◆ **EXERCISE INSTRUCTIONS**
Give all of the lines again exactly as they read.

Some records
-*-
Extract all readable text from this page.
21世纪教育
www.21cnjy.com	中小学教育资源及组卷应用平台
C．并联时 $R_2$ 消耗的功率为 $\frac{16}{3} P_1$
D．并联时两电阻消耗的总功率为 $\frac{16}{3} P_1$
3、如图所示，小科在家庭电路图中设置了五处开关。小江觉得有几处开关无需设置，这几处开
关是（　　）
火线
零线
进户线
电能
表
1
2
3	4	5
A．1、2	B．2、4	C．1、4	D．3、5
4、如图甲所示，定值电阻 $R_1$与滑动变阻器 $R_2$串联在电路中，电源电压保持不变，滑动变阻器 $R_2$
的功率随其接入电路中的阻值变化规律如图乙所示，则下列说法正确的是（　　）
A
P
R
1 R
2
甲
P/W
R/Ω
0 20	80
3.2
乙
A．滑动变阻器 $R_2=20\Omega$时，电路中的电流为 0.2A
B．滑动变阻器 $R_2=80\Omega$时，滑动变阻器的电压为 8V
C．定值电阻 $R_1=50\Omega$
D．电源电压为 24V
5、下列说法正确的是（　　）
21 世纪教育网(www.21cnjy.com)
-*-
◆ **FULL OUTPUT**
Extract all readable text from this page.
21世纪教育
www.21cnjy.com	中小学教育资源及组卷应用平台
C．并联时 $R_2$ 消耗的功率为 $\frac{16}{3} P_1$
D．并联时两电阻消耗的总功率为 $\frac{16}{3} P_1$
3、如图所示，小科在家庭电路图中设置了五处开关。小江觉得有几处开关无需设置，这几处开
关是（　　）
火线
零线
进户线
电能
表
1
2
3	4	5
A．1、2	B．2、4	C．1、4	D．3、5
4、如图甲所示，定值电阻 $R_1$与滑动变阻器 $R_2$串联在电路中，电源电压保持不变，滑动变阻器 $R_2$
的功率随其接入电路中的阻值变化规律如图乙所示，则下列说法正确的是（　　）
A
P
R
1 R
2
甲
P/W
R/Ω
0 20	80
3.2
乙
A．滑动变阻器 $R_2=20\Omega$时，电路中的电流为 0.2A
B．滑动变阻器 $R_2=80\Omega$时，滑动变阻器的电压为 8V
C．定值电阻 $R_1=50\Omega$
D．电源电压为 24V
5、下列说法正确的是（　　）
21 世纪教育网(www.21cnjy.com)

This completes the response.